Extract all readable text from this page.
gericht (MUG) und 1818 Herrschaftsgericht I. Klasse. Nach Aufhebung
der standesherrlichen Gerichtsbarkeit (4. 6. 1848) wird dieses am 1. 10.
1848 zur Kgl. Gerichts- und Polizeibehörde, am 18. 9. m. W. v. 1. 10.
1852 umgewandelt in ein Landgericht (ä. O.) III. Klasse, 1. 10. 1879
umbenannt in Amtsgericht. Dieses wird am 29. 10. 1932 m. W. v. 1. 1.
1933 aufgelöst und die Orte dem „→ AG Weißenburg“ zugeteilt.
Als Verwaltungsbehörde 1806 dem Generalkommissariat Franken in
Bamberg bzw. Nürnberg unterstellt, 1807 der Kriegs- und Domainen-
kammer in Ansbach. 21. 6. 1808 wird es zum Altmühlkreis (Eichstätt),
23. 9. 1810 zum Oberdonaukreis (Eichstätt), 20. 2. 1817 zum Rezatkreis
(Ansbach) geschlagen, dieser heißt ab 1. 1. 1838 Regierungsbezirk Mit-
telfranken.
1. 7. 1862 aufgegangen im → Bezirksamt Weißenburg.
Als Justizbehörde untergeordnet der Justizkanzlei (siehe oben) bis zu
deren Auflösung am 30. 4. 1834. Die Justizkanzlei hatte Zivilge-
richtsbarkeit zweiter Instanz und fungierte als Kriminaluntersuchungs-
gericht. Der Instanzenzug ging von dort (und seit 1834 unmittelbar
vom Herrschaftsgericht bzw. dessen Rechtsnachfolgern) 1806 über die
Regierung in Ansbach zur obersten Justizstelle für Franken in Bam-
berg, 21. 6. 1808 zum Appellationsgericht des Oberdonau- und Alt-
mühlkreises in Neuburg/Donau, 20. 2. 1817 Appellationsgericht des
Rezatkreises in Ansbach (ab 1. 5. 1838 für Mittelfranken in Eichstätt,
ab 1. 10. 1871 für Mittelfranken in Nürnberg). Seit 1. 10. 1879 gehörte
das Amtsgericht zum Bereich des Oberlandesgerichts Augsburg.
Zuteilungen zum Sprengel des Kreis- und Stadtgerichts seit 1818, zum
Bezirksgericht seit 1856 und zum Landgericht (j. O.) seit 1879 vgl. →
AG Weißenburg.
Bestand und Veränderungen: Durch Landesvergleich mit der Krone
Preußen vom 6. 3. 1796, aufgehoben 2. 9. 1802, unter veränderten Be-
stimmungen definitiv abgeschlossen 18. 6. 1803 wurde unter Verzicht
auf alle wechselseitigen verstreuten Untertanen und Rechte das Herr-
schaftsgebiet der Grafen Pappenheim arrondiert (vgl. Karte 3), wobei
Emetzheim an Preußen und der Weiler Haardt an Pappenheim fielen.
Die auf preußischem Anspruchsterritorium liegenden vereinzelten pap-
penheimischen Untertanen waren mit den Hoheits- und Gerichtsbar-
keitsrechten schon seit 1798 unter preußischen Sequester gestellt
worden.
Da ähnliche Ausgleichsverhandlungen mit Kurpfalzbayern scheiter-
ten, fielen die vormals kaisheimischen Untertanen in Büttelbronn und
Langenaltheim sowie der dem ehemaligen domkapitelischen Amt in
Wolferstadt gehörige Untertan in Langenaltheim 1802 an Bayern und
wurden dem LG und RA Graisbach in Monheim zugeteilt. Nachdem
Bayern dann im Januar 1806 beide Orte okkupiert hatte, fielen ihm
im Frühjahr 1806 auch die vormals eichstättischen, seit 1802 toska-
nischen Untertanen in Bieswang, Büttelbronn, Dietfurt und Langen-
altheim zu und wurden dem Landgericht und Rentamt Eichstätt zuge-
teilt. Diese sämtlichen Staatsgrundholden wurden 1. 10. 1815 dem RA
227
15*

# [DIRECTIONS]
From the listing above, pick out every line containing "Büttelbronn".

# [ANSWER FOR THE TASK]
ten, fielen die vormals kaisheimischen Untertanen in Büttelbronn und
nischen Untertanen in Bieswang, Büttelbronn, Dietfurt und Langen-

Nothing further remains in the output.